Quote all lines below exactly. Images stay out.

Stored data
====
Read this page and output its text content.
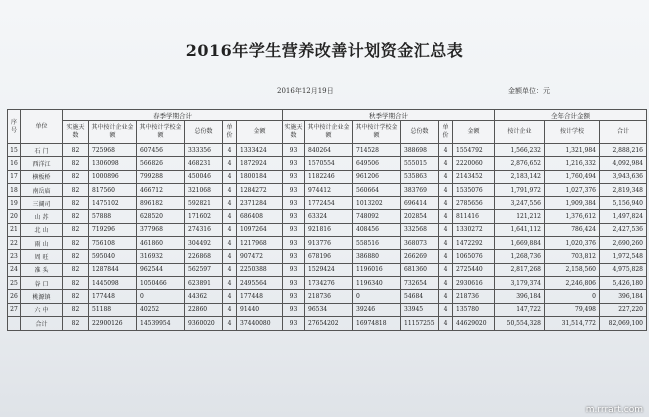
2016年学生营养改善计划资金汇总表
2016年12月19日	金额单位：元
序号	单位	春季学期合计						秋季学期合计						全年合计金额		
		实施天数	其中按计企业金额	其中按计学校金额	总份数	单价	金额	实施天数	其中按计企业金额	其中按计学校金额	总份数	单价	金额	按计企业	按计学校	合计
15	石 门	82	725968	607456	333356	4	1333424	93	840264	714528	388698	4	1554792	1,566,232	1,321,984	2,888,216
16	西洋江	82	1306098	566826	468231	4	1872924	93	1570554	649506	555015	4	2220060	2,876,652	1,216,332	4,092,984
17	横板桥	82	1000896	799288	450046	4	1800184	93	1182246	961206	535863	4	2143452	2,183,142	1,760,494	3,943,636
18	南岳庙	82	817560	466712	321068	4	1284272	93	974412	560664	383769	4	1535076	1,791,972	1,027,376	2,819,348
19	三阔司	82	1475102	896182	592821	4	2371284	93	1772454	1013202	696414	4	2785656	3,247,556	1,909,384	5,156,940
20	山 苏	82	57888	628520	171602	4	686408	93	63324	748092	202854	4	811416	121,212	1,376,612	1,497,824
21	北 山	82	719296	377968	274316	4	1097264	93	921816	408456	332568	4	1330272	1,641,112	786,424	2,427,536
22	雨 山	82	756108	461860	304492	4	1217968	93	913776	558516	368073	4	1472292	1,669,884	1,020,376	2,690,260
23	周 旺	82	595040	316932	226868	4	907472	93	678196	386880	266269	4	1065076	1,268,736	703,812	1,972,548
24	准 头	82	1287844	962544	562597	4	2250388	93	1529424	1196016	681360	4	2725440	2,817,268	2,158,560	4,975,828
25	谷 口	82	1445098	1050466	623891	4	2495564	93	1734276	1196340	732654	4	2930616	3,179,374	2,246,806	5,426,180
26	桃源镇	82	177448	0	44362	4	177448	93	218736	0	54684	4	218736	396,184	0	396,184
27	六 中	82	51188	40252	22860	4	91440	93	96534	39246	33945	4	135780	147,722	79,498	227,220
	合计	82	22900126	14539954	9360020	4	37440080	93	27654202	16974818	11157255	4	44629020	50,554,328	31,514,772	82,069,100
m.rrrart.com
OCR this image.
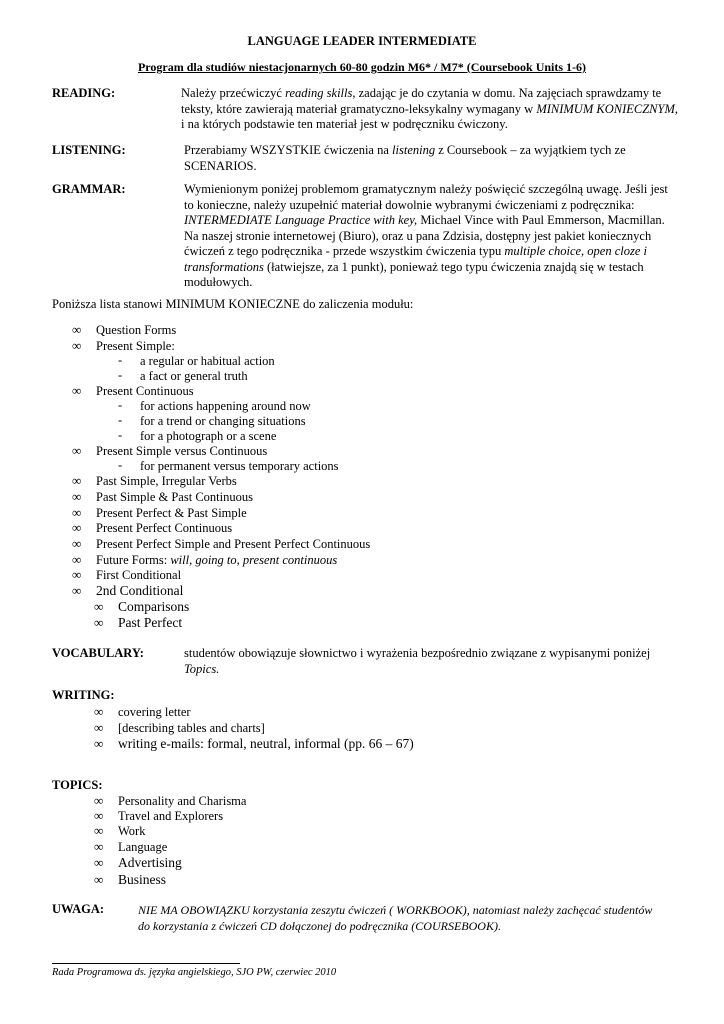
LANGUAGE LEADER INTERMEDIATE
Program dla studiów niestacjonarnych 60-80 godzin M6* / M7* (Coursebook Units 1-6)
READING:	Należy przećwiczyć reading skills, zadając je do czytania w domu. Na zajęciach sprawdzamy te
teksty, które zawierają materiał gramatyczno-leksykalny wymagany w MINIMUM KONIECZNYM,
i na których podstawie ten materiał jest w podręczniku ćwiczony.
LISTENING:	Przerabiamy WSZYSTKIE ćwiczenia na listening z Coursebook – za wyjątkiem tych ze
SCENARIOS.
GRAMMAR:	Wymienionym poniżej problemom gramatycznym należy poświęcić szczególną uwagę. Jeśli jest
to konieczne, należy uzupełnić materiał dowolnie wybranymi ćwiczeniami z podręcznika:
INTERMEDIATE Language Practice with key, Michael Vince with Paul Emmerson, Macmillan.
Na naszej stronie internetowej (Biuro), oraz u pana Zdzisia, dostępny jest pakiet koniecznych
ćwiczeń z tego podręcznika - przede wszystkim ćwiczenia typu multiple choice, open cloze i
transformations (łatwiejsze, za 1 punkt), ponieważ tego typu ćwiczenia znajdą się w testach
modułowych.
Poniższa lista stanowi MINIMUM KONIECZNE do zaliczenia modułu:
∞ Question Forms
∞ Present Simple:
- a regular or habitual action
- a fact or general truth
∞ Present Continuous
- for actions happening around now
- for a trend or changing situations
- for a photograph or a scene
∞ Present Simple versus Continuous
- for permanent versus temporary actions
∞ Past Simple, Irregular Verbs
∞ Past Simple & Past Continuous
∞ Present Perfect & Past Simple
∞ Present Perfect Continuous
∞ Present Perfect Simple and Present Perfect Continuous
∞ Future Forms: will, going to, present continuous
∞ First Conditional
∞ 2nd Conditional
∞ Comparisons
∞ Past Perfect
VOCABULARY:	studentów obowiązuje słownictwo i wyrażenia bezpośrednio związane z wypisanymi poniżej
Topics.
WRITING:
∞ covering letter
∞ [describing tables and charts]
∞ writing e-mails: formal, neutral, informal (pp. 66 – 67)
TOPICS:
∞ Personality and Charisma
∞ Travel and Explorers
∞ Work
∞ Language
∞ Advertising
∞ Business
UWAGA:	NIE MA OBOWIĄZKU korzystania zeszytu ćwiczeń ( WORKBOOK), natomiast należy zachęcać studentów
do korzystania z ćwiczeń CD dołączonej do podręcznika (COURSEBOOK).
Rada Programowa ds. języka angielskiego, SJO PW, czerwiec 2010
====
— RESULT OF THE TASK —
Read this page and output its text content.
2016年学生营养改善计划资金汇总表
2016年12月19日	金额单位：元
序号	单位	春季学期合计						秋季学期合计						全年合计金额		
		实施天数	其中按计企业金额	其中按计学校金额	总份数	单价	金额	实施天数	其中按计企业金额	其中按计学校金额	总份数	单价	金额	按计企业	按计学校	合计
15	石 门	82	725968	607456	333356	4	1333424	93	840264	714528	388698	4	1554792	1,566,232	1,321,984	2,888,216
16	西洋江	82	1306098	566826	468231	4	1872924	93	1570554	649506	555015	4	2220060	2,876,652	1,216,332	4,092,984
17	横板桥	82	1000896	799288	450046	4	1800184	93	1182246	961206	535863	4	2143452	2,183,142	1,760,494	3,943,636
18	南岳庙	82	817560	466712	321068	4	1284272	93	974412	560664	383769	4	1535076	1,791,972	1,027,376	2,819,348
19	三阔司	82	1475102	896182	592821	4	2371284	93	1772454	1013202	696414	4	2785656	3,247,556	1,909,384	5,156,940
20	山 苏	82	57888	628520	171602	4	686408	93	63324	748092	202854	4	811416	121,212	1,376,612	1,497,824
21	北 山	82	719296	377968	274316	4	1097264	93	921816	408456	332568	4	1330272	1,641,112	786,424	2,427,536
22	雨 山	82	756108	461860	304492	4	1217968	93	913776	558516	368073	4	1472292	1,669,884	1,020,376	2,690,260
23	周 旺	82	595040	316932	226868	4	907472	93	678196	386880	266269	4	1065076	1,268,736	703,812	1,972,548
24	准 头	82	1287844	962544	562597	4	2250388	93	1529424	1196016	681360	4	2725440	2,817,268	2,158,560	4,975,828
25	谷 口	82	1445098	1050466	623891	4	2495564	93	1734276	1196340	732654	4	2930616	3,179,374	2,246,806	5,426,180
26	桃源镇	82	177448	0	44362	4	177448	93	218736	0	54684	4	218736	396,184	0	396,184
27	六 中	82	51188	40252	22860	4	91440	93	96534	39246	33945	4	135780	147,722	79,498	227,220
	合计	82	22900126	14539954	9360020	4	37440080	93	27654202	16974818	11157255	4	44629020	50,554,328	31,514,772	82,069,100
m.rrrart.com
OCR this image.
LANGUAGE LEADER INTERMEDIATE
Program dla studiów niestacjonarnych 60-80 godzin M6* / M7* (Coursebook Units 1-6)
READING:	Należy przećwiczyć reading skills, zadając je do czytania w domu. Na zajęciach sprawdzamy te
teksty, które zawierają materiał gramatyczno-leksykalny wymagany w MINIMUM KONIECZNYM,
i na których podstawie ten materiał jest w podręczniku ćwiczony.
LISTENING:	Przerabiamy WSZYSTKIE ćwiczenia na listening z Coursebook – za wyjątkiem tych ze
SCENARIOS.
GRAMMAR:	Wymienionym poniżej problemom gramatycznym należy poświęcić szczególną uwagę. Jeśli jest
to konieczne, należy uzupełnić materiał dowolnie wybranymi ćwiczeniami z podręcznika:
INTERMEDIATE Language Practice with key, Michael Vince with Paul Emmerson, Macmillan.
Na naszej stronie internetowej (Biuro), oraz u pana Zdzisia, dostępny jest pakiet koniecznych
ćwiczeń z tego podręcznika - przede wszystkim ćwiczenia typu multiple choice, open cloze i
transformations (łatwiejsze, za 1 punkt), ponieważ tego typu ćwiczenia znajdą się w testach
modułowych.
Poniższa lista stanowi MINIMUM KONIECZNE do zaliczenia modułu:
∞ Question Forms
∞ Present Simple:
- a regular or habitual action
- a fact or general truth
∞ Present Continuous
- for actions happening around now
- for a trend or changing situations
- for a photograph or a scene
∞ Present Simple versus Continuous
- for permanent versus temporary actions
∞ Past Simple, Irregular Verbs
∞ Past Simple & Past Continuous
∞ Present Perfect & Past Simple
∞ Present Perfect Continuous
∞ Present Perfect Simple and Present Perfect Continuous
∞ Future Forms: will, going to, present continuous
∞ First Conditional
∞ 2nd Conditional
∞ Comparisons
∞ Past Perfect
VOCABULARY:	studentów obowiązuje słownictwo i wyrażenia bezpośrednio związane z wypisanymi poniżej
Topics.
WRITING:
∞ covering letter
∞ [describing tables and charts]
∞ writing e-mails: formal, neutral, informal (pp. 66 – 67)
TOPICS:
∞ Personality and Charisma
∞ Travel and Explorers
∞ Work
∞ Language
∞ Advertising
∞ Business
UWAGA:	NIE MA OBOWIĄZKU korzystania zeszytu ćwiczeń ( WORKBOOK), natomiast należy zachęcać studentów
do korzystania z ćwiczeń CD dołączonej do podręcznika (COURSEBOOK).
Rada Programowa ds. języka angielskiego, SJO PW, czerwiec 2010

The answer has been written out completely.